Dataset items

## begin

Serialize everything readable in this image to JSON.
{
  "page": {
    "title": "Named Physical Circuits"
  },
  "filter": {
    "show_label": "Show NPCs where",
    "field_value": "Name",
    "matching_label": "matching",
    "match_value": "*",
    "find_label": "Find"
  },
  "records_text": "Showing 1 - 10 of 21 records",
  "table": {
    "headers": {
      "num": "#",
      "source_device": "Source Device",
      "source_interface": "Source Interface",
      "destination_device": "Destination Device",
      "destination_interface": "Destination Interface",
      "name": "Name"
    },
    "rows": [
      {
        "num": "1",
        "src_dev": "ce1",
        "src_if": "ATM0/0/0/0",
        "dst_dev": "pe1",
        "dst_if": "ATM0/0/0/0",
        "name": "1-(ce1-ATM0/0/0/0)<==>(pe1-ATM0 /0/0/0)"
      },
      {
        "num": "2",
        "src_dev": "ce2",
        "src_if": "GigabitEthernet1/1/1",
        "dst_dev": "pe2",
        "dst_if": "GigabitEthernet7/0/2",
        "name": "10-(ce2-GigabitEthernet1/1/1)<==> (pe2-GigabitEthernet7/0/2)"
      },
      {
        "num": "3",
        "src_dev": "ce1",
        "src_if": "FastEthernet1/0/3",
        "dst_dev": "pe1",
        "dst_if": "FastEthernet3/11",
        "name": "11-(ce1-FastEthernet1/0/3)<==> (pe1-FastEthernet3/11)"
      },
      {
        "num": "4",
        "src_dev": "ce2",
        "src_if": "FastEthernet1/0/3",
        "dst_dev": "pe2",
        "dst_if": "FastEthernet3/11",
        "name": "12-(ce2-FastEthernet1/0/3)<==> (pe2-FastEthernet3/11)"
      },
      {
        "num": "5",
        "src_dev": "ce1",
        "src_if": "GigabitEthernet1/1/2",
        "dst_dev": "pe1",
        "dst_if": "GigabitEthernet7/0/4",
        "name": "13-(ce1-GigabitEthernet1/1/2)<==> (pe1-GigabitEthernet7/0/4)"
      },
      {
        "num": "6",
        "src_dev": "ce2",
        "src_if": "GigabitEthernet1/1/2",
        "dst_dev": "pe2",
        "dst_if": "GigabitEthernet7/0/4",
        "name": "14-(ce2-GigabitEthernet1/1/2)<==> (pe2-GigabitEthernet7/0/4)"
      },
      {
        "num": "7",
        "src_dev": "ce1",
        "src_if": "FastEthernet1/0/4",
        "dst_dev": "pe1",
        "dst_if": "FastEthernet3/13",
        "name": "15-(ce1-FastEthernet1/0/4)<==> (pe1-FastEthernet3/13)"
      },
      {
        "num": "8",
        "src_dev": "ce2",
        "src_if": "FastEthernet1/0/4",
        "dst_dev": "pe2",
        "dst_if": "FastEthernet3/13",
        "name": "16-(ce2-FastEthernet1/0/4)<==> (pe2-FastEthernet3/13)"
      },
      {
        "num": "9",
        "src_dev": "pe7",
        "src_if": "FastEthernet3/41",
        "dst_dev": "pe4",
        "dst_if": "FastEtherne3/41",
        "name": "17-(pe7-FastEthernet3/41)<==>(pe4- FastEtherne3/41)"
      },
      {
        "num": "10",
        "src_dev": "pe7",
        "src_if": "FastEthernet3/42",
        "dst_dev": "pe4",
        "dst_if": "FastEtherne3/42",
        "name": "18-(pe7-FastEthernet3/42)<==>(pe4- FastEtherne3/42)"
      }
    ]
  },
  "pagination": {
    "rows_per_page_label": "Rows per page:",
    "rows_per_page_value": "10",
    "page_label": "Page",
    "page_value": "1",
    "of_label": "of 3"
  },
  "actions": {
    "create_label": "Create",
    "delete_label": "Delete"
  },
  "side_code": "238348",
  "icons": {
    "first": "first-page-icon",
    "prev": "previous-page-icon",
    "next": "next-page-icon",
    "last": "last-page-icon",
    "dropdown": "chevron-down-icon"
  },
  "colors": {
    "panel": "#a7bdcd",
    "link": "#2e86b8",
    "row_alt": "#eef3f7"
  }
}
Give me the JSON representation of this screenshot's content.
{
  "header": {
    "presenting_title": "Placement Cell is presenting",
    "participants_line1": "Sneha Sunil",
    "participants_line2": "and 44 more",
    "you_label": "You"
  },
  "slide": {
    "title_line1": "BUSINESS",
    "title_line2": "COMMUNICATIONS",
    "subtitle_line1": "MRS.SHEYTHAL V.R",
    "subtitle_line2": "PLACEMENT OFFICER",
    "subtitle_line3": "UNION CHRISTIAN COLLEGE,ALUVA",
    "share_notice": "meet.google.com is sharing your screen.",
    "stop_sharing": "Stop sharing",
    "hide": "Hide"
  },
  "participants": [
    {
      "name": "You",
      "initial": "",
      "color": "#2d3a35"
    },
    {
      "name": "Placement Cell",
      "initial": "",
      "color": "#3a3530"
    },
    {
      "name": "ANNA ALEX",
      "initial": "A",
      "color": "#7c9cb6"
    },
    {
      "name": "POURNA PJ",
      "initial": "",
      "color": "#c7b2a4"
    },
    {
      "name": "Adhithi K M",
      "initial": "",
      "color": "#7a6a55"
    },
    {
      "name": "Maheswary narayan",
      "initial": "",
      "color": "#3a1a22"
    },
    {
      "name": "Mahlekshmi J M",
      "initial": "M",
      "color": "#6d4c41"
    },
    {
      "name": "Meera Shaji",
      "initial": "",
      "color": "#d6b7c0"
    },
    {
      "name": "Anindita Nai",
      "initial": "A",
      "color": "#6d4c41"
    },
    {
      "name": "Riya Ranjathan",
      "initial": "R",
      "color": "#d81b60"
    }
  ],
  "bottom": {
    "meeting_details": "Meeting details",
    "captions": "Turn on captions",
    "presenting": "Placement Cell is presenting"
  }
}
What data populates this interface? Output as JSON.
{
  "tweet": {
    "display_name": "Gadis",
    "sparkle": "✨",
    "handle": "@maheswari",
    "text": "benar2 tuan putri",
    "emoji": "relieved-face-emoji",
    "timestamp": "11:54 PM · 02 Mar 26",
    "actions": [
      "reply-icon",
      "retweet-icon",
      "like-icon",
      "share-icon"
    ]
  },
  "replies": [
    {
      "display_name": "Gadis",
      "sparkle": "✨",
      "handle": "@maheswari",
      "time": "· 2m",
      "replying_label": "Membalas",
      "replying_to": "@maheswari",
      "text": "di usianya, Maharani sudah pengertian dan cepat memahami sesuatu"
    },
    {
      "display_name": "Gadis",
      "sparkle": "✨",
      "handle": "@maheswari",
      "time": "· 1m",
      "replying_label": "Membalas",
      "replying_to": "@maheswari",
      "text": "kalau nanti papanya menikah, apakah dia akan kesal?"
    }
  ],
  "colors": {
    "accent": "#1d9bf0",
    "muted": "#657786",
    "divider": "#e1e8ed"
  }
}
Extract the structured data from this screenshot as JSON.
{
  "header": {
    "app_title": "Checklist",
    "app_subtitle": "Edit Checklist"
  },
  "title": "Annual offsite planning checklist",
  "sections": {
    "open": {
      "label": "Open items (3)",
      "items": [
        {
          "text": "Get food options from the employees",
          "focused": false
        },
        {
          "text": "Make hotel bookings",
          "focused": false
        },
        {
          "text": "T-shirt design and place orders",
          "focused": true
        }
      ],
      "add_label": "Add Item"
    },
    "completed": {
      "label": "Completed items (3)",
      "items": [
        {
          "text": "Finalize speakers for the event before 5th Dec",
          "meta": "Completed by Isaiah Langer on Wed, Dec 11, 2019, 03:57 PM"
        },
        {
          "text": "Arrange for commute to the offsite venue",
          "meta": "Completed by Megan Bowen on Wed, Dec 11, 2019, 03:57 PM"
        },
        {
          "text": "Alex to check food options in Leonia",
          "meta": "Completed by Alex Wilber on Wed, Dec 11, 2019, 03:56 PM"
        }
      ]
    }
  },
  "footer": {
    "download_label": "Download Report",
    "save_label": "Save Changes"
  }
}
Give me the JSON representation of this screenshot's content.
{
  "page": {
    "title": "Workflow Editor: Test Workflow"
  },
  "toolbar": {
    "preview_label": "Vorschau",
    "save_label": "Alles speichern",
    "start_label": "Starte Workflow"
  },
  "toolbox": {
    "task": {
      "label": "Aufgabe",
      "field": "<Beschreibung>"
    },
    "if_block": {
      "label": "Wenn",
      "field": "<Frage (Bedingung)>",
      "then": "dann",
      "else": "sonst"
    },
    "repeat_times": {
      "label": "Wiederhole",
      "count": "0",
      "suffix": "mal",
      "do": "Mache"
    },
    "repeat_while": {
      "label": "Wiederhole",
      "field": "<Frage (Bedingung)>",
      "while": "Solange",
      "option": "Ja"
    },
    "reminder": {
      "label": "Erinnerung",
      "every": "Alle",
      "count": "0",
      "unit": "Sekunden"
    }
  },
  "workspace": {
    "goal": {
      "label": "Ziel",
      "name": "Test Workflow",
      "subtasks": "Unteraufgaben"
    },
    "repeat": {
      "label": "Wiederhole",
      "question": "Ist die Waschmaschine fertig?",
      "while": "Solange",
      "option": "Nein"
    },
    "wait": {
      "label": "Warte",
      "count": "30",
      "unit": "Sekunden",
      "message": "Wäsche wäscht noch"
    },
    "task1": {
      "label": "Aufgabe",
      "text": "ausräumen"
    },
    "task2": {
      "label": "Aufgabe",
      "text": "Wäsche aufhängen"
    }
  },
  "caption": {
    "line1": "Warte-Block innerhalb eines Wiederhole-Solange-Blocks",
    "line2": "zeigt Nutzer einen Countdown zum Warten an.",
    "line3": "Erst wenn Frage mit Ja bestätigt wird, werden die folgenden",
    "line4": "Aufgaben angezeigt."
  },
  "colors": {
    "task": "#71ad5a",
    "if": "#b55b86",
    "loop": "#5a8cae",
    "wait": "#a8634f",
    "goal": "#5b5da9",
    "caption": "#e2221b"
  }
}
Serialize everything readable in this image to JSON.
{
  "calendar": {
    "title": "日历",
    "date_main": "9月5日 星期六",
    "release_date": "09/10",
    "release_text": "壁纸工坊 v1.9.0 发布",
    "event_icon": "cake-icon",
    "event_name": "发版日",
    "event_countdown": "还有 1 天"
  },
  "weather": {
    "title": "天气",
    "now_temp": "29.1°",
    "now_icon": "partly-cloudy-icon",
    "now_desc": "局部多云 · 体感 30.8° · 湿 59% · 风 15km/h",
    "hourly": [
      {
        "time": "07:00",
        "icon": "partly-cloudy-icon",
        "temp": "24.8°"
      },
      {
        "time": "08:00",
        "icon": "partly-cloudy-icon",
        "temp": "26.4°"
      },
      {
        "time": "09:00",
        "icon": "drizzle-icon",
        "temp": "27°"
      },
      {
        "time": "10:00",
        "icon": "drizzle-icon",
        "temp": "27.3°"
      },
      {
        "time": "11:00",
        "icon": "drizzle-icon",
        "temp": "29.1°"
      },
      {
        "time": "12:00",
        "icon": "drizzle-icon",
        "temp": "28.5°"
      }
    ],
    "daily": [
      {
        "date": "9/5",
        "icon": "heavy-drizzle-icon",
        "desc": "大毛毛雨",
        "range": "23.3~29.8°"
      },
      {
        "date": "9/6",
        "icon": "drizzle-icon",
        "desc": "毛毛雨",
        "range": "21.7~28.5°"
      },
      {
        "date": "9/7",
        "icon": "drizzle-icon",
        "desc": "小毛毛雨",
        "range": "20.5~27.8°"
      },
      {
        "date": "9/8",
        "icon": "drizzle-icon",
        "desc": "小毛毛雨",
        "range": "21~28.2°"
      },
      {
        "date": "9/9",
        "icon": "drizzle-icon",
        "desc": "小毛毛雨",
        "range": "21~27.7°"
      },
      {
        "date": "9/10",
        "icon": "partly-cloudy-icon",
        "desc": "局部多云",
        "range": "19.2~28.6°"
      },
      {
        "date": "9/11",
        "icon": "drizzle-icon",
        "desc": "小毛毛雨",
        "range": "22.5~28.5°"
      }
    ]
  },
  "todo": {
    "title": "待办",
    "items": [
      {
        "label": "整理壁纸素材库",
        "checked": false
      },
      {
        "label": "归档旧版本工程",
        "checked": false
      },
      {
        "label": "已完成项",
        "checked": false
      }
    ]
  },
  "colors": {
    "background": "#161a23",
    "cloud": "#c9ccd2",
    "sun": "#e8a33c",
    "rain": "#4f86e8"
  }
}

## end

Copy out every line in the listing where the word "Cell" appears.

## Finished answer
    "presenting_title": "Placement Cell is presenting",
      "name": "Placement Cell",
    "presenting": "Placement Cell is presenting"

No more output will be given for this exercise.